§ Exercise data
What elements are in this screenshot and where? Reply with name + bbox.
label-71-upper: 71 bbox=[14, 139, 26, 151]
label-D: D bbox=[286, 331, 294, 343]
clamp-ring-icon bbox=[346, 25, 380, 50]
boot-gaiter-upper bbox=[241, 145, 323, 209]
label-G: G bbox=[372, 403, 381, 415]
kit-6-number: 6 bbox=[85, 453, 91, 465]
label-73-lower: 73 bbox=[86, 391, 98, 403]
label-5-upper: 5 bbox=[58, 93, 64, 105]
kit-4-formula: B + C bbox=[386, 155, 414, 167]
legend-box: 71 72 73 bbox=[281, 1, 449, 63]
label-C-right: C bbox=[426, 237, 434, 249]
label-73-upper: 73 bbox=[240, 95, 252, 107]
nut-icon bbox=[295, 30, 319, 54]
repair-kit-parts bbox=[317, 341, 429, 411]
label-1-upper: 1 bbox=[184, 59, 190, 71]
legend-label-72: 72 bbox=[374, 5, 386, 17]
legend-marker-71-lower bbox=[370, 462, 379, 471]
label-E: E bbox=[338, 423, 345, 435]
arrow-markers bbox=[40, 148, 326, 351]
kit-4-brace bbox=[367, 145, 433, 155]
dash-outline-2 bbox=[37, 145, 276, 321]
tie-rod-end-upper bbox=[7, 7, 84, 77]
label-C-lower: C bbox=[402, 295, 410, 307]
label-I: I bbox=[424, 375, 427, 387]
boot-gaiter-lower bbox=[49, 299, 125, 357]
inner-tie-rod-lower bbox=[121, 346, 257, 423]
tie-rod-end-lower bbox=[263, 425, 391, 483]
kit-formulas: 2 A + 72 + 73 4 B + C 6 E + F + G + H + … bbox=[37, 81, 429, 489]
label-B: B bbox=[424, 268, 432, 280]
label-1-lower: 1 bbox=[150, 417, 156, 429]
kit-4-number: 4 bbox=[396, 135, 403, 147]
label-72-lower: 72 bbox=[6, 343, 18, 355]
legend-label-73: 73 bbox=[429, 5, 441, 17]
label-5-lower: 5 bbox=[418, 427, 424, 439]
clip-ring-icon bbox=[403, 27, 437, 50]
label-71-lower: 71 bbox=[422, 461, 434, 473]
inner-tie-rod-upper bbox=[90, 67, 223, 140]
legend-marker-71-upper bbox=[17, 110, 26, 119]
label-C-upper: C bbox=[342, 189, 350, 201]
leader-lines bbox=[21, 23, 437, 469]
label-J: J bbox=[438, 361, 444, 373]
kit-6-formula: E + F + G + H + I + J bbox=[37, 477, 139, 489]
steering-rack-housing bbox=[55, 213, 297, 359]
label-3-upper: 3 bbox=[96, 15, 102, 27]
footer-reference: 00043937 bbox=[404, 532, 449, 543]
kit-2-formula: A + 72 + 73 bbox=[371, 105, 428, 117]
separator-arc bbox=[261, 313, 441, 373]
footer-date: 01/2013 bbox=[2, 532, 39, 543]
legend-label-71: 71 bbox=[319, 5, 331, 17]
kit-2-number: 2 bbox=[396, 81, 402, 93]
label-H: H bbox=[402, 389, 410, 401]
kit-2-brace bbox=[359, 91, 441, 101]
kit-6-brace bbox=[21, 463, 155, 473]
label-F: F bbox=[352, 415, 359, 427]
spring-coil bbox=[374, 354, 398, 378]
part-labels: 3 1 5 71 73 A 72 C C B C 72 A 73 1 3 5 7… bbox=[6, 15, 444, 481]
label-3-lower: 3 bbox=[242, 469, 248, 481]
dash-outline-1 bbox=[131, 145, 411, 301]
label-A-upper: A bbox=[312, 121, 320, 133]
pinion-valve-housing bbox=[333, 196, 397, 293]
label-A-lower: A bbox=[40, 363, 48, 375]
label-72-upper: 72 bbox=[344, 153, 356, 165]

§ Request
Reproduce the records verbatim, from the first line through the line containing "legend-box: 71 72 73 bbox=[281, 1, 449, 63]", with both of those lines included.

§ Solution for this exercise
What elements are in this screenshot and where? Reply with name + bbox.
label-71-upper: 71 bbox=[14, 139, 26, 151]
label-D: D bbox=[286, 331, 294, 343]
clamp-ring-icon bbox=[346, 25, 380, 50]
boot-gaiter-upper bbox=[241, 145, 323, 209]
label-G: G bbox=[372, 403, 381, 415]
kit-6-number: 6 bbox=[85, 453, 91, 465]
label-73-lower: 73 bbox=[86, 391, 98, 403]
label-5-upper: 5 bbox=[58, 93, 64, 105]
kit-4-formula: B + C bbox=[386, 155, 414, 167]
legend-box: 71 72 73 bbox=[281, 1, 449, 63]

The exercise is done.